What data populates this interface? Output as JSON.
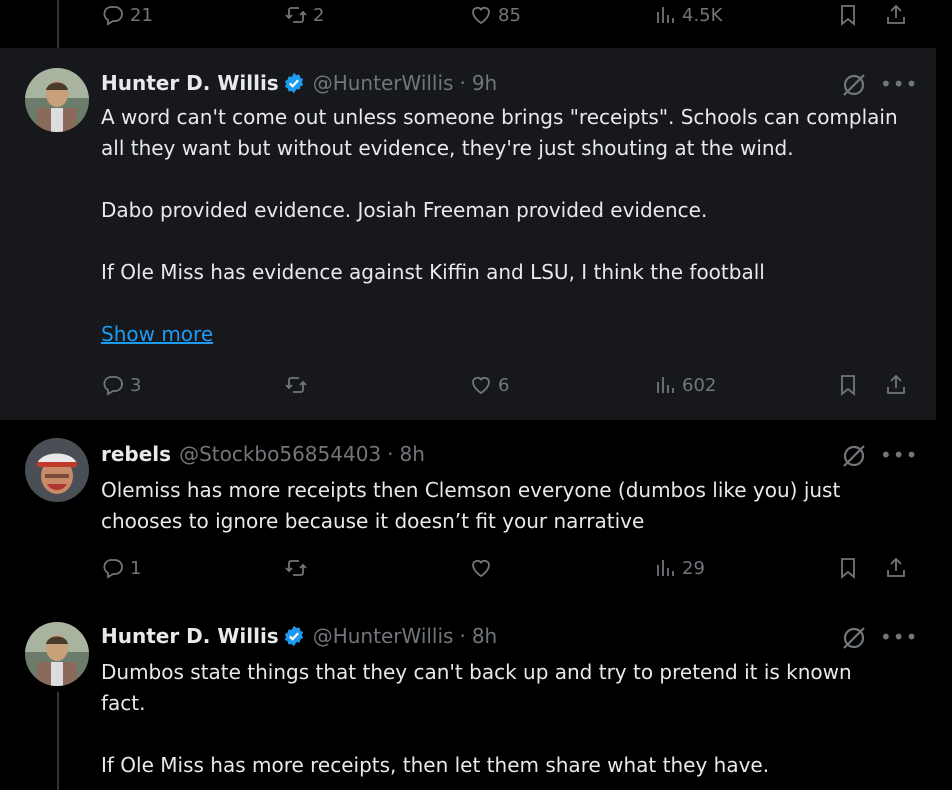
{
  "top_actions": {
    "replies": "21",
    "reposts": "2",
    "likes": "85",
    "views": "4.5K"
  },
  "tweets": [
    {
      "name": "Hunter D. Willis",
      "handle": "@HunterWillis",
      "sep": "·",
      "time": "9h",
      "body": "A word can't come out unless someone brings \"receipts\". Schools can complain all they want but without evidence, they're just shouting at the wind.\n\nDabo provided evidence. Josiah Freeman provided evidence.\n\nIf Ole Miss has evidence against Kiffin and LSU, I think the football",
      "show_more": "Show more",
      "replies": "3",
      "reposts": "",
      "likes": "6",
      "views": "602"
    },
    {
      "name": "rebels",
      "handle": "@Stockbo56854403",
      "sep": "·",
      "time": "8h",
      "body": "Olemiss has more receipts then Clemson everyone (dumbos like you) just chooses to ignore because it doesn’t fit your narrative",
      "replies": "1",
      "reposts": "",
      "likes": "",
      "views": "29"
    },
    {
      "name": "Hunter D. Willis",
      "handle": "@HunterWillis",
      "sep": "·",
      "time": "8h",
      "body": "Dumbos state things that they can't back up and try to pretend it is known fact.\n\nIf Ole Miss has more receipts, then let them share what they have."
    }
  ],
  "colors": {
    "background": "#000000",
    "highlight": "#16181c",
    "text": "#e7e9ea",
    "muted": "#71767b",
    "link": "#1d9bf0",
    "verified": "#1d9bf0"
  }
}
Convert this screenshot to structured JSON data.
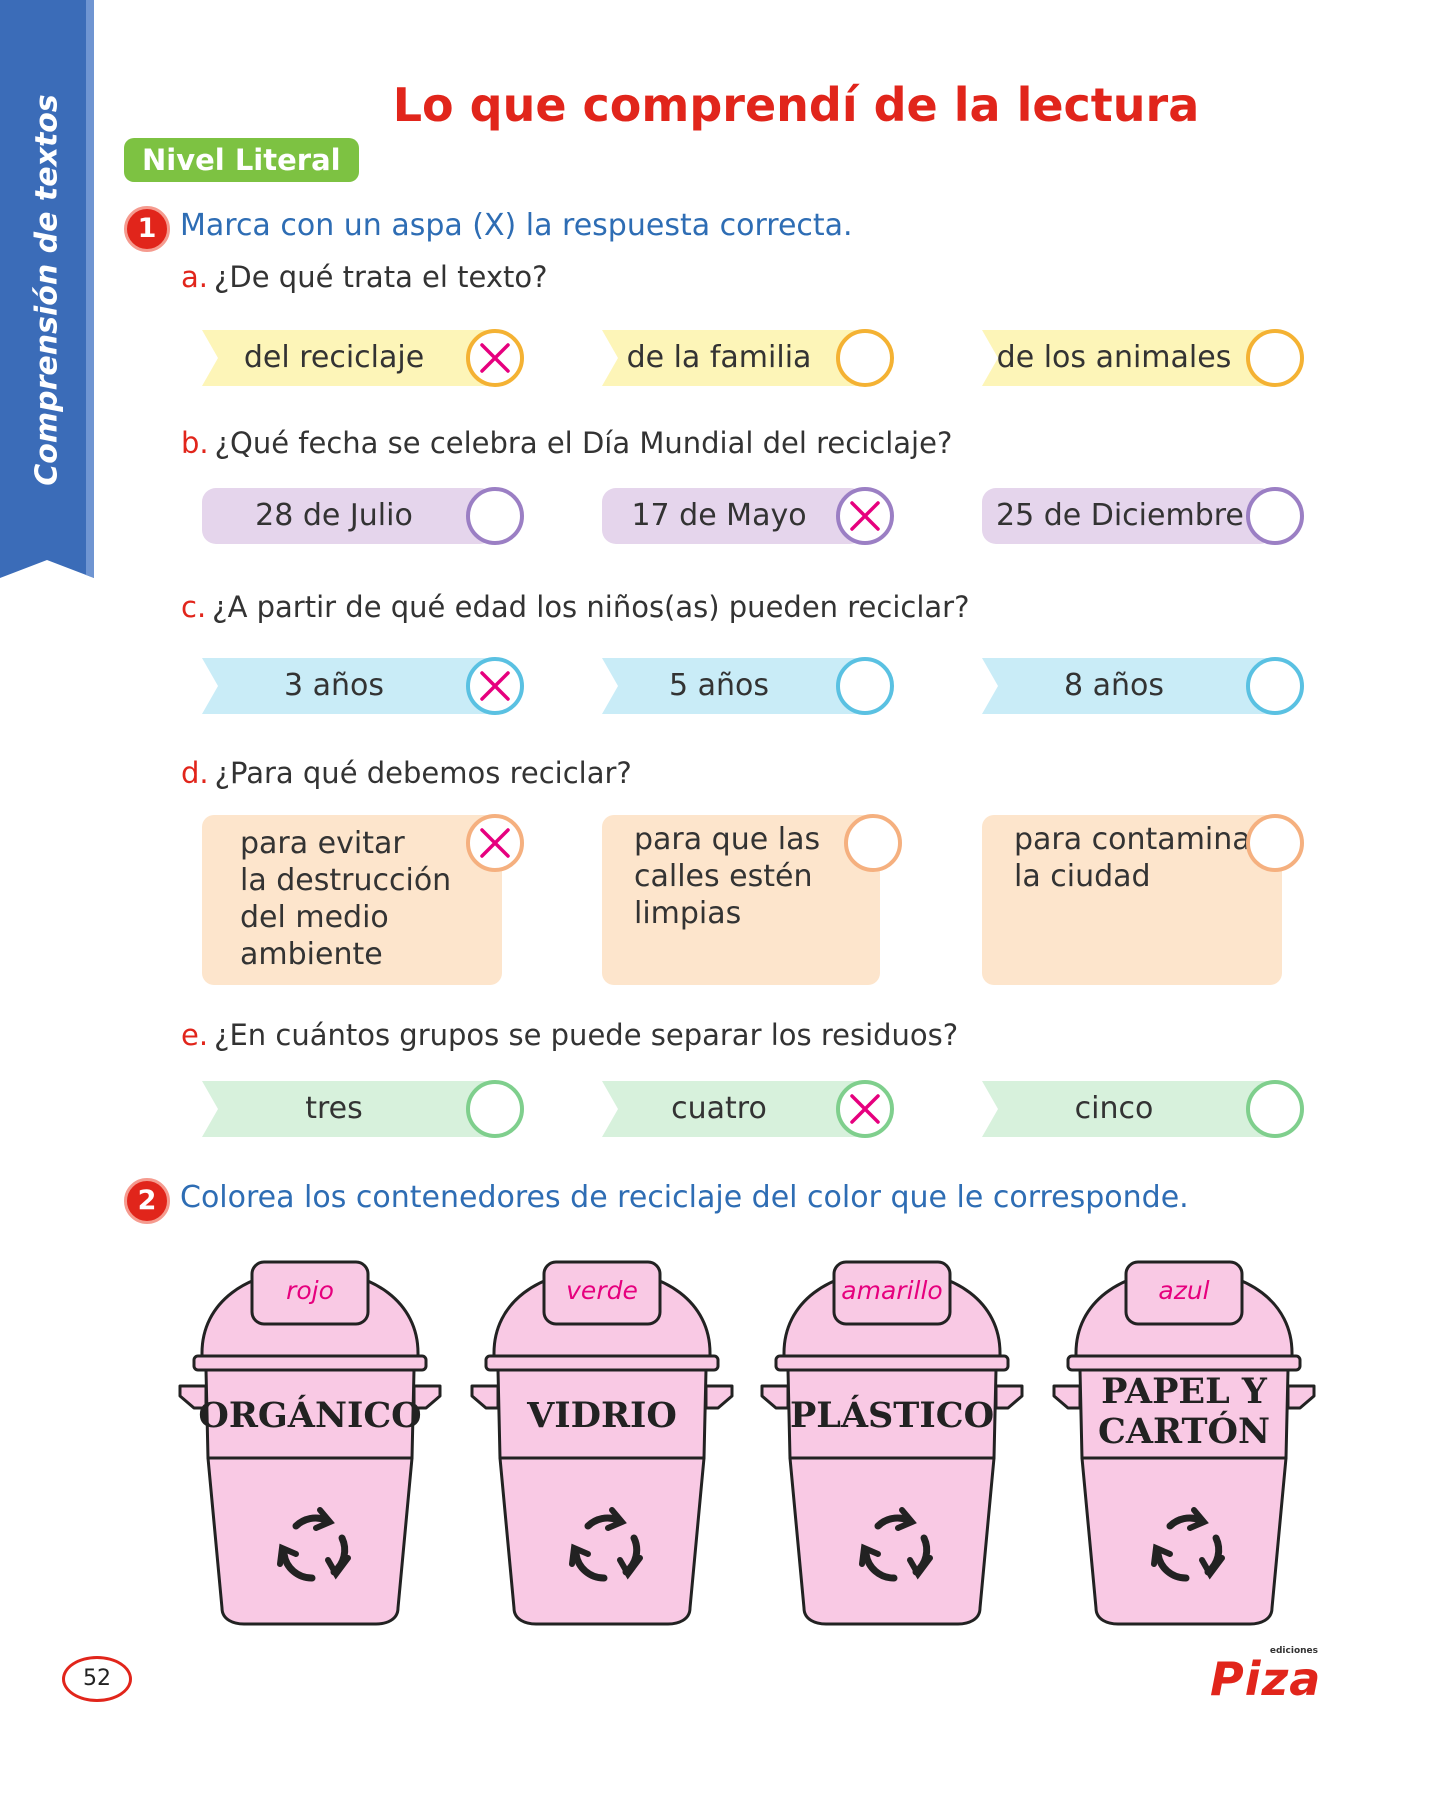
{
  "side_label": "Comprensión de textos",
  "title": "Lo que comprendí de la lectura",
  "level_badge": "Nivel Literal",
  "q1": {
    "number": "1",
    "instruction": "Marca con un aspa (X) la respuesta correcta.",
    "items": [
      {
        "letter": "a.",
        "question": "¿De qué trata el texto?",
        "fill": "#fdf5b8",
        "ring": "#f4b233",
        "options": [
          {
            "label": "del reciclaje",
            "marked": true
          },
          {
            "label": "de la familia",
            "marked": false
          },
          {
            "label": "de los animales",
            "marked": false
          }
        ]
      },
      {
        "letter": "b.",
        "question": "¿Qué fecha se celebra el Día Mundial del reciclaje?",
        "fill": "#e5d5ec",
        "ring": "#9b7fc4",
        "options": [
          {
            "label": "28 de Julio",
            "marked": false
          },
          {
            "label": "17 de Mayo",
            "marked": true
          },
          {
            "label": "25 de Diciembre",
            "marked": false
          }
        ]
      },
      {
        "letter": "c.",
        "question": "¿A partir de qué edad los niños(as) pueden reciclar?",
        "fill": "#c9ecf7",
        "ring": "#5ac1e2",
        "options": [
          {
            "label": "3 años",
            "marked": true
          },
          {
            "label": "5 años",
            "marked": false
          },
          {
            "label": "8 años",
            "marked": false
          }
        ]
      },
      {
        "letter": "d.",
        "question": "¿Para qué debemos reciclar?",
        "fill": "#fde5cc",
        "ring": "#f5b07f",
        "options": [
          {
            "label": "para evitar la destrucción del medio ambiente",
            "lines": [
              "para evitar",
              "la destrucción",
              "del medio",
              "ambiente"
            ],
            "marked": true
          },
          {
            "label": "para que las calles estén limpias",
            "lines": [
              "para que las",
              "calles estén",
              "limpias"
            ],
            "marked": false
          },
          {
            "label": "para contaminar la ciudad",
            "lines": [
              "para contaminar",
              "la ciudad"
            ],
            "marked": false
          }
        ]
      },
      {
        "letter": "e.",
        "question": "¿En cuántos grupos se puede separar los residuos?",
        "fill": "#d7f1dc",
        "ring": "#7fcf8d",
        "options": [
          {
            "label": "tres",
            "marked": false
          },
          {
            "label": "cuatro",
            "marked": true
          },
          {
            "label": "cinco",
            "marked": false
          }
        ]
      }
    ]
  },
  "q2": {
    "number": "2",
    "instruction": "Colorea los contenedores de reciclaje del color que le corresponde.",
    "bins": [
      {
        "color_label": "rojo",
        "name_lines": [
          "ORGÁNICO"
        ]
      },
      {
        "color_label": "verde",
        "name_lines": [
          "VIDRIO"
        ]
      },
      {
        "color_label": "amarillo",
        "name_lines": [
          "PLÁSTICO"
        ]
      },
      {
        "color_label": "azul",
        "name_lines": [
          "PAPEL Y",
          "CARTÓN"
        ]
      }
    ],
    "bin_fill": "#f9c9e4",
    "recycle_icon": "recycle-arrows-icon"
  },
  "cross_color": "#e6007e",
  "page_number": "52",
  "brand": {
    "small": "ediciones",
    "name": "Piza"
  }
}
:::::
TASK DESCRIPTION — Copy the material above exactly and drop the pictures.

PROBLEM SOLUTION —
What data populates this interface? Output as JSON.
{
  "top_actions": {
    "replies": "21",
    "reposts": "2",
    "likes": "85",
    "views": "4.5K"
  },
  "tweets": [
    {
      "name": "Hunter D. Willis",
      "handle": "@HunterWillis",
      "sep": "·",
      "time": "9h",
      "body": "A word can't come out unless someone brings \"receipts\". Schools can complain all they want but without evidence, they're just shouting at the wind.\n\nDabo provided evidence. Josiah Freeman provided evidence.\n\nIf Ole Miss has evidence against Kiffin and LSU, I think the football",
      "show_more": "Show more",
      "replies": "3",
      "reposts": "",
      "likes": "6",
      "views": "602"
    },
    {
      "name": "rebels",
      "handle": "@Stockbo56854403",
      "sep": "·",
      "time": "8h",
      "body": "Olemiss has more receipts then Clemson everyone (dumbos like you) just chooses to ignore because it doesn’t fit your narrative",
      "replies": "1",
      "reposts": "",
      "likes": "",
      "views": "29"
    },
    {
      "name": "Hunter D. Willis",
      "handle": "@HunterWillis",
      "sep": "·",
      "time": "8h",
      "body": "Dumbos state things that they can't back up and try to pretend it is known fact.\n\nIf Ole Miss has more receipts, then let them share what they have."
    }
  ],
  "colors": {
    "background": "#000000",
    "highlight": "#16181c",
    "text": "#e7e9ea",
    "muted": "#71767b",
    "link": "#1d9bf0",
    "verified": "#1d9bf0"
  }
}
Convert this screenshot to structured JSON data.
{
  "side_label": "Comprensión de textos",
  "title": "Lo que comprendí de la lectura",
  "level_badge": "Nivel Literal",
  "q1": {
    "number": "1",
    "instruction": "Marca con un aspa (X) la respuesta correcta.",
    "items": [
      {
        "letter": "a.",
        "question": "¿De qué trata el texto?",
        "fill": "#fdf5b8",
        "ring": "#f4b233",
        "options": [
          {
            "label": "del reciclaje",
            "marked": true
          },
          {
            "label": "de la familia",
            "marked": false
          },
          {
            "label": "de los animales",
            "marked": false
          }
        ]
      },
      {
        "letter": "b.",
        "question": "¿Qué fecha se celebra el Día Mundial del reciclaje?",
        "fill": "#e5d5ec",
        "ring": "#9b7fc4",
        "options": [
          {
            "label": "28 de Julio",
            "marked": false
          },
          {
            "label": "17 de Mayo",
            "marked": true
          },
          {
            "label": "25 de Diciembre",
            "marked": false
          }
        ]
      },
      {
        "letter": "c.",
        "question": "¿A partir de qué edad los niños(as) pueden reciclar?",
        "fill": "#c9ecf7",
        "ring": "#5ac1e2",
        "options": [
          {
            "label": "3 años",
            "marked": true
          },
          {
            "label": "5 años",
            "marked": false
          },
          {
            "label": "8 años",
            "marked": false
          }
        ]
      },
      {
        "letter": "d.",
        "question": "¿Para qué debemos reciclar?",
        "fill": "#fde5cc",
        "ring": "#f5b07f",
        "options": [
          {
            "label": "para evitar la destrucción del medio ambiente",
            "lines": [
              "para evitar",
              "la destrucción",
              "del medio",
              "ambiente"
            ],
            "marked": true
          },
          {
            "label": "para que las calles estén limpias",
            "lines": [
              "para que las",
              "calles estén",
              "limpias"
            ],
            "marked": false
          },
          {
            "label": "para contaminar la ciudad",
            "lines": [
              "para contaminar",
              "la ciudad"
            ],
            "marked": false
          }
        ]
      },
      {
        "letter": "e.",
        "question": "¿En cuántos grupos se puede separar los residuos?",
        "fill": "#d7f1dc",
        "ring": "#7fcf8d",
        "options": [
          {
            "label": "tres",
            "marked": false
          },
          {
            "label": "cuatro",
            "marked": true
          },
          {
            "label": "cinco",
            "marked": false
          }
        ]
      }
    ]
  },
  "q2": {
    "number": "2",
    "instruction": "Colorea los contenedores de reciclaje del color que le corresponde.",
    "bins": [
      {
        "color_label": "rojo",
        "name_lines": [
          "ORGÁNICO"
        ]
      },
      {
        "color_label": "verde",
        "name_lines": [
          "VIDRIO"
        ]
      },
      {
        "color_label": "amarillo",
        "name_lines": [
          "PLÁSTICO"
        ]
      },
      {
        "color_label": "azul",
        "name_lines": [
          "PAPEL Y",
          "CARTÓN"
        ]
      }
    ],
    "bin_fill": "#f9c9e4",
    "recycle_icon": "recycle-arrows-icon"
  },
  "cross_color": "#e6007e",
  "page_number": "52",
  "brand": {
    "small": "ediciones",
    "name": "Piza"
  }
}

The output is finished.